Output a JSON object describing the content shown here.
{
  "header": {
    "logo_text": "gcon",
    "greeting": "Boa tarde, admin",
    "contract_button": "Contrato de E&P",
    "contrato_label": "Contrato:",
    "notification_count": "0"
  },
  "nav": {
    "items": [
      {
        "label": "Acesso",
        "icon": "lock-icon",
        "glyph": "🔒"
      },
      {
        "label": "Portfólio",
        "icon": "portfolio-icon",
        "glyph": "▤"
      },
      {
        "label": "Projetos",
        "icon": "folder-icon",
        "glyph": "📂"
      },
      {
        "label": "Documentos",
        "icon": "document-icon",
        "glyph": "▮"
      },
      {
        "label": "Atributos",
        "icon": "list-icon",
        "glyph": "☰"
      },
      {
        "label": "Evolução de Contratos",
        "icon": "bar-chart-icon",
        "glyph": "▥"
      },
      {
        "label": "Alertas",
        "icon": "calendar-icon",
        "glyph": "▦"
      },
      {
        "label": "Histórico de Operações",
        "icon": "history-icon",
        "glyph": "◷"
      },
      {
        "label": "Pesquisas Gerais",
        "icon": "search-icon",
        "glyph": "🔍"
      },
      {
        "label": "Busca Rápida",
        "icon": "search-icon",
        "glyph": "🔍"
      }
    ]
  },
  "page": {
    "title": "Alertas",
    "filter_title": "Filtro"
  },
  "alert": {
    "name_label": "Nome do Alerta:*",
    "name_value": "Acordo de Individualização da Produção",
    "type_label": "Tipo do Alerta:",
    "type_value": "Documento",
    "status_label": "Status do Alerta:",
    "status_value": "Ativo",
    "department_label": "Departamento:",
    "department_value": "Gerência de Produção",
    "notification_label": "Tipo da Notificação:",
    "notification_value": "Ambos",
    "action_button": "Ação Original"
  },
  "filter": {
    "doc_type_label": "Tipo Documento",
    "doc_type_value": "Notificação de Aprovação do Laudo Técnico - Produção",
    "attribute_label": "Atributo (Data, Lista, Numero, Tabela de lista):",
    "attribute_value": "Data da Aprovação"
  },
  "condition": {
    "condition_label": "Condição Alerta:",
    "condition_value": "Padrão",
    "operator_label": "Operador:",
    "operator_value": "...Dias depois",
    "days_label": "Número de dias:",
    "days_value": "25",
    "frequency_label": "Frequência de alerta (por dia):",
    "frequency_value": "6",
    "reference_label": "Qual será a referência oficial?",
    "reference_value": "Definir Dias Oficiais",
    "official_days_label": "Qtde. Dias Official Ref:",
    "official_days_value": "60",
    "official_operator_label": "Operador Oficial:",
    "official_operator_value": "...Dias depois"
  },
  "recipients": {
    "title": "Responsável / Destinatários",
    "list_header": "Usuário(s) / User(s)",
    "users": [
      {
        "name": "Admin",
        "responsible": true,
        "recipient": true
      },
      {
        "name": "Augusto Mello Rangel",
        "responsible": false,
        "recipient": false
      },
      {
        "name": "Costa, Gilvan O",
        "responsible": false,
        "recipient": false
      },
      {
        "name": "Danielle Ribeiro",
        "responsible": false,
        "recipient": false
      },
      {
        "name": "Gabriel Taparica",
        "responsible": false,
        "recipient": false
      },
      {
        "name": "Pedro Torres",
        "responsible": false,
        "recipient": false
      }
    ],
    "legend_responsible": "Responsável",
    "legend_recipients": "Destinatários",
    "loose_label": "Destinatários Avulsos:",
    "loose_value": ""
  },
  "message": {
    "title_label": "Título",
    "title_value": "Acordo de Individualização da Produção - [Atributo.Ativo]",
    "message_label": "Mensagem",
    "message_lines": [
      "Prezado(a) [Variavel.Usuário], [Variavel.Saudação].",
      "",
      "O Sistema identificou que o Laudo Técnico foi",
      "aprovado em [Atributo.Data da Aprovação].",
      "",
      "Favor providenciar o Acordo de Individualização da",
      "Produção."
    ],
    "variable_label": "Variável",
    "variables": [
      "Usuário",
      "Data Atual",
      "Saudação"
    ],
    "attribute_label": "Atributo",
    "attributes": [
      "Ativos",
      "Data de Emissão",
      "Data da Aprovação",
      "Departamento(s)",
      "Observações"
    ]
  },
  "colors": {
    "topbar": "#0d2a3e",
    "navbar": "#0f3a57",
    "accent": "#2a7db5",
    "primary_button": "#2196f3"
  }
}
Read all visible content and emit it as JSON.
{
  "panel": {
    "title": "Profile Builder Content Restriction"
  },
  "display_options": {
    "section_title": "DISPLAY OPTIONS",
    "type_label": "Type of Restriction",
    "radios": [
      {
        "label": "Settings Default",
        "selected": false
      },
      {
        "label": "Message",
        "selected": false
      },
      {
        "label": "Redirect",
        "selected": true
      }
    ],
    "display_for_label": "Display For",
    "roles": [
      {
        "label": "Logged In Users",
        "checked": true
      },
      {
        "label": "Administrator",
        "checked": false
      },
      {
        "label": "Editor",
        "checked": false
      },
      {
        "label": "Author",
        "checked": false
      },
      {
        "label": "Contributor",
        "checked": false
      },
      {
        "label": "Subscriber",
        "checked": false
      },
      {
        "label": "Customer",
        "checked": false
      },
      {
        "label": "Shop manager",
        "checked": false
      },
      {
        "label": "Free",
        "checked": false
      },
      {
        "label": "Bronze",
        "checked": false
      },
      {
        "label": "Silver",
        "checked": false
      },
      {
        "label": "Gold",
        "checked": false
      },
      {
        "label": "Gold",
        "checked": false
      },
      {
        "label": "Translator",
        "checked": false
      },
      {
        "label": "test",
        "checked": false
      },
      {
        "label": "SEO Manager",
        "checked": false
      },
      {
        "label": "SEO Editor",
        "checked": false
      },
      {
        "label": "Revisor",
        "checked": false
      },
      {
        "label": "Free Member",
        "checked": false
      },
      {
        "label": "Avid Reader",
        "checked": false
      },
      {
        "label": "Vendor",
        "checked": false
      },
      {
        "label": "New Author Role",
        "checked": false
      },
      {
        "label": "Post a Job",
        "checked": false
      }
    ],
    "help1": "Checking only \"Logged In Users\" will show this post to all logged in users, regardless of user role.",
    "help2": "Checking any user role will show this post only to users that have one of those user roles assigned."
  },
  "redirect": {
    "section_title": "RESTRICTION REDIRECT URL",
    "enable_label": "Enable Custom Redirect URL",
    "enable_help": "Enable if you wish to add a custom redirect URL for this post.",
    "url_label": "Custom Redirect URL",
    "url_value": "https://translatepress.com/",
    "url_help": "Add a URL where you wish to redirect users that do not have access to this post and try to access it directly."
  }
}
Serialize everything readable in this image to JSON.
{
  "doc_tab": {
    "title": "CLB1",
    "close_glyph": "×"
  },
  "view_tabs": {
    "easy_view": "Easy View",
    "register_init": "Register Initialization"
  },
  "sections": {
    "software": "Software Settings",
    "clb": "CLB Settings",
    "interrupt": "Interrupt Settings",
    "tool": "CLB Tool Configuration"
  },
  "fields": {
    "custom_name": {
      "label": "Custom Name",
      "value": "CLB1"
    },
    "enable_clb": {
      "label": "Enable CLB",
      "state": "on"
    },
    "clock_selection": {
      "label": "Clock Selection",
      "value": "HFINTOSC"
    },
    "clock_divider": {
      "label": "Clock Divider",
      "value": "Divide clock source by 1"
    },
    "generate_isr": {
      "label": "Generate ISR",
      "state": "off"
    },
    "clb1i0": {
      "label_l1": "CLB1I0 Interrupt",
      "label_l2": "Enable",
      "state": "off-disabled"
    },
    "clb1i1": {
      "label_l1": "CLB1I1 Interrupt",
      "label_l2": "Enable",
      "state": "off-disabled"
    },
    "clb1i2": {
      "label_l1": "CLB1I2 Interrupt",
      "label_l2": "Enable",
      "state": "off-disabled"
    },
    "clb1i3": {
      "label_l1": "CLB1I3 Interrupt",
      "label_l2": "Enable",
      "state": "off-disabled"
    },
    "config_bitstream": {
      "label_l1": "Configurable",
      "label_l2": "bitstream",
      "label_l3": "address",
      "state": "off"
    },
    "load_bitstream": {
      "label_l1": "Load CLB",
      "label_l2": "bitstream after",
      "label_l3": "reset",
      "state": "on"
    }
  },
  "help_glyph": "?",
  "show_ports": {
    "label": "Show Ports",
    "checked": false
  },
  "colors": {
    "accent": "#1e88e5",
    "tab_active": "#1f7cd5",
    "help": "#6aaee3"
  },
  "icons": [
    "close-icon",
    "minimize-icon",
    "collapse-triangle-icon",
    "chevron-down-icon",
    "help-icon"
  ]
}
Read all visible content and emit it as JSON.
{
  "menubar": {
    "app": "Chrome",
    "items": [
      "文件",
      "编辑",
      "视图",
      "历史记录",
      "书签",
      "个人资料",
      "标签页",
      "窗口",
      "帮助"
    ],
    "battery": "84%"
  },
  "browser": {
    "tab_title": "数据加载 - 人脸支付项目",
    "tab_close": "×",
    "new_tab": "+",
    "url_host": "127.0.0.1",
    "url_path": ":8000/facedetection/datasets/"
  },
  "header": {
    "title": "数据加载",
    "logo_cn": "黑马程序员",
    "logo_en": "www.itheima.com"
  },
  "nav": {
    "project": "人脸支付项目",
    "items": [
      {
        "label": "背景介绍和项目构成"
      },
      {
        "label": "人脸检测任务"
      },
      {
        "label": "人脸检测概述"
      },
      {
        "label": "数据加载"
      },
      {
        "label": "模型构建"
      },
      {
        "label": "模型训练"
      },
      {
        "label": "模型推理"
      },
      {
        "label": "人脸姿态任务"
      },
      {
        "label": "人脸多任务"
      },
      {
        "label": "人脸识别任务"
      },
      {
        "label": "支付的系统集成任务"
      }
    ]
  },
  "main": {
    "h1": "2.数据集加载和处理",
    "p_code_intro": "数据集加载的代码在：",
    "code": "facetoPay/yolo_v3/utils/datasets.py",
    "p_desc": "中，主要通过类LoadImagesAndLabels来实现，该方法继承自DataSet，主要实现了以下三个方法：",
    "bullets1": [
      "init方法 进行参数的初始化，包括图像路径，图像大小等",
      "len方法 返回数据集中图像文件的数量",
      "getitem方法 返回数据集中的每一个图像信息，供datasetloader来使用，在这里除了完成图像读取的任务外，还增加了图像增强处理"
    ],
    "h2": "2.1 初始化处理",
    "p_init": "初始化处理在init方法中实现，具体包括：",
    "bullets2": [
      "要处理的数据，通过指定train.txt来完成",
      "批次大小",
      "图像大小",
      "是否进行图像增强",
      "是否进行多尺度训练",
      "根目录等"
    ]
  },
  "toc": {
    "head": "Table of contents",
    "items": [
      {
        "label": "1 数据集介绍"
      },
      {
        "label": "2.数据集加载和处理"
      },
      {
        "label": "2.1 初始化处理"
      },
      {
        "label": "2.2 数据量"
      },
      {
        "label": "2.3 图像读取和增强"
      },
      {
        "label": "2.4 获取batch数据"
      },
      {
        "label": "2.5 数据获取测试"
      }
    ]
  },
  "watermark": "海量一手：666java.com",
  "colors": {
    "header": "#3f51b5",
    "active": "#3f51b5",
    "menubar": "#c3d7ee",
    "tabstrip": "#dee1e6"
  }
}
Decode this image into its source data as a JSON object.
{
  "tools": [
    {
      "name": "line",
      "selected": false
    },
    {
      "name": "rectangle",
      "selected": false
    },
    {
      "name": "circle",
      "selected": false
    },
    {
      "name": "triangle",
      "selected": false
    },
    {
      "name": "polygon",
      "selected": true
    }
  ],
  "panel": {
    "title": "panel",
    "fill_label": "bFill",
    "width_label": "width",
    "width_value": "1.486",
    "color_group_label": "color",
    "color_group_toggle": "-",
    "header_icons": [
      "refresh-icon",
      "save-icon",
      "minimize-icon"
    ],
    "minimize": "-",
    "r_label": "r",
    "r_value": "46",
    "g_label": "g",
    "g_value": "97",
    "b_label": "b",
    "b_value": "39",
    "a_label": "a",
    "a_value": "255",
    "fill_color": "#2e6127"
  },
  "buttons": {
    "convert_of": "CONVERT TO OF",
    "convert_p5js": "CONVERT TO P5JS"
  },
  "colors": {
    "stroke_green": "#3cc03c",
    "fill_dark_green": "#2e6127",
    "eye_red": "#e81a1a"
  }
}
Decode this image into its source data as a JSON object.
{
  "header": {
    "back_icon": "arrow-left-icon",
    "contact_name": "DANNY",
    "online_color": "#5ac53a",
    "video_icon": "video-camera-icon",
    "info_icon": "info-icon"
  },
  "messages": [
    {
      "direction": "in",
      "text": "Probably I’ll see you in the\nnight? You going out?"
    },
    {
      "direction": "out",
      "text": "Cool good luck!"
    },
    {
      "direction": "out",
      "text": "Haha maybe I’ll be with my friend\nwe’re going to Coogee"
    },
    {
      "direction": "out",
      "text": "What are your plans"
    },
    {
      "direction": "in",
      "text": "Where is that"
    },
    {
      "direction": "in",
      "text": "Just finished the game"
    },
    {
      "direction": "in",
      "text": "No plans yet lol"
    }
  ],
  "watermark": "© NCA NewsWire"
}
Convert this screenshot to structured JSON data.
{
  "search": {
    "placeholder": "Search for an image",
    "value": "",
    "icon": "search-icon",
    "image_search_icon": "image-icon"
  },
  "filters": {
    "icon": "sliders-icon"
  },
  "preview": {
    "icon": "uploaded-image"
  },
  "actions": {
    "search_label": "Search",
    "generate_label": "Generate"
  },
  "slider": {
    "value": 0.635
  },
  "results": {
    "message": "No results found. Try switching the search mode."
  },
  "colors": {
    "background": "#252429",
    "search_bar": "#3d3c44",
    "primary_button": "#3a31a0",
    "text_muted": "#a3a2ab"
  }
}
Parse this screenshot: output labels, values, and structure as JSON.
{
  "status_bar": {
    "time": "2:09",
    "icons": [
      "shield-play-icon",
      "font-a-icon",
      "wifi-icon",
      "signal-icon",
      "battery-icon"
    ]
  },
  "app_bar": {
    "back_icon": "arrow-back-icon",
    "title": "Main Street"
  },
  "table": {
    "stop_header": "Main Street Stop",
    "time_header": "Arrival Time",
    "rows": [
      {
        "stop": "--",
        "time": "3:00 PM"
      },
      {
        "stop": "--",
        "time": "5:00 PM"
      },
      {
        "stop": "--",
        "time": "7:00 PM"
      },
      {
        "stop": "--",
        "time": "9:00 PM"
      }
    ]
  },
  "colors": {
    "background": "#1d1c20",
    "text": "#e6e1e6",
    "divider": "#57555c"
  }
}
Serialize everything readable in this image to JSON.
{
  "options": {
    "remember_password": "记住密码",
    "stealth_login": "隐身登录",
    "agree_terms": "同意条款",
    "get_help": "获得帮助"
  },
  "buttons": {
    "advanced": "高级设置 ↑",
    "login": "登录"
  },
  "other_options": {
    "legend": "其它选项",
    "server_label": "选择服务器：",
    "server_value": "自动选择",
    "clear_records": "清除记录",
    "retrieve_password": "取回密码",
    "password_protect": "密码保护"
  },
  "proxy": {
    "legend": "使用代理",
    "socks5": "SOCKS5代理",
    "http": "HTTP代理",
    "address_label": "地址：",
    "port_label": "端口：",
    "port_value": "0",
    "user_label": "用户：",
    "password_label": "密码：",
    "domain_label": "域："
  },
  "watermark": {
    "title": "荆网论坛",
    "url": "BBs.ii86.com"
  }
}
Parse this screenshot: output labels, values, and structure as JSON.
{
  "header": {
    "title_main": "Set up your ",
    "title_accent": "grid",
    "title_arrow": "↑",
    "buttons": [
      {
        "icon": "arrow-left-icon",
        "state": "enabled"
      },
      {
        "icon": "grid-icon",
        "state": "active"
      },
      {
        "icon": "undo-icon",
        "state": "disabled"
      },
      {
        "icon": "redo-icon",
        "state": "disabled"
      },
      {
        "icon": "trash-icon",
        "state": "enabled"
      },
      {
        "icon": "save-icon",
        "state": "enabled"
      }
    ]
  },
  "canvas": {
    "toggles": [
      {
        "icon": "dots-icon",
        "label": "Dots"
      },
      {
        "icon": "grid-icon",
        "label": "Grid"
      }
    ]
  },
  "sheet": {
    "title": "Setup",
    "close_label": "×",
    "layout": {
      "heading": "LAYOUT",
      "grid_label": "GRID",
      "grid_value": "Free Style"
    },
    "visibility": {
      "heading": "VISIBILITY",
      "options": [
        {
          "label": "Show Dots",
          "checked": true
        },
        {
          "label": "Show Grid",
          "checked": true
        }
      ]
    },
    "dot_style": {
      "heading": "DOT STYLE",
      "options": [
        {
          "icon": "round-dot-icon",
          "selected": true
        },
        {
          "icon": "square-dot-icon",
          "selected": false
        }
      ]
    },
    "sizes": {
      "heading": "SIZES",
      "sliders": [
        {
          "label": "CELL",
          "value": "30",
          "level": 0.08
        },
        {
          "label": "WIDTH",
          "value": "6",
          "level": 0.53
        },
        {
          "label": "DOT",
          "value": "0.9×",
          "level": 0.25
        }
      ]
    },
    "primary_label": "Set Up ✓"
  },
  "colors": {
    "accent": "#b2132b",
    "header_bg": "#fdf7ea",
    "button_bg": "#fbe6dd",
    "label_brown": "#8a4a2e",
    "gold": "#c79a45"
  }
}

────

Exercise task:
Sift the material for lines with the string "roles". Copy each one found.

Written answer:
    "roles": [
    "help2": "Checking any user role will show this post only to users that have one of those user roles assigned."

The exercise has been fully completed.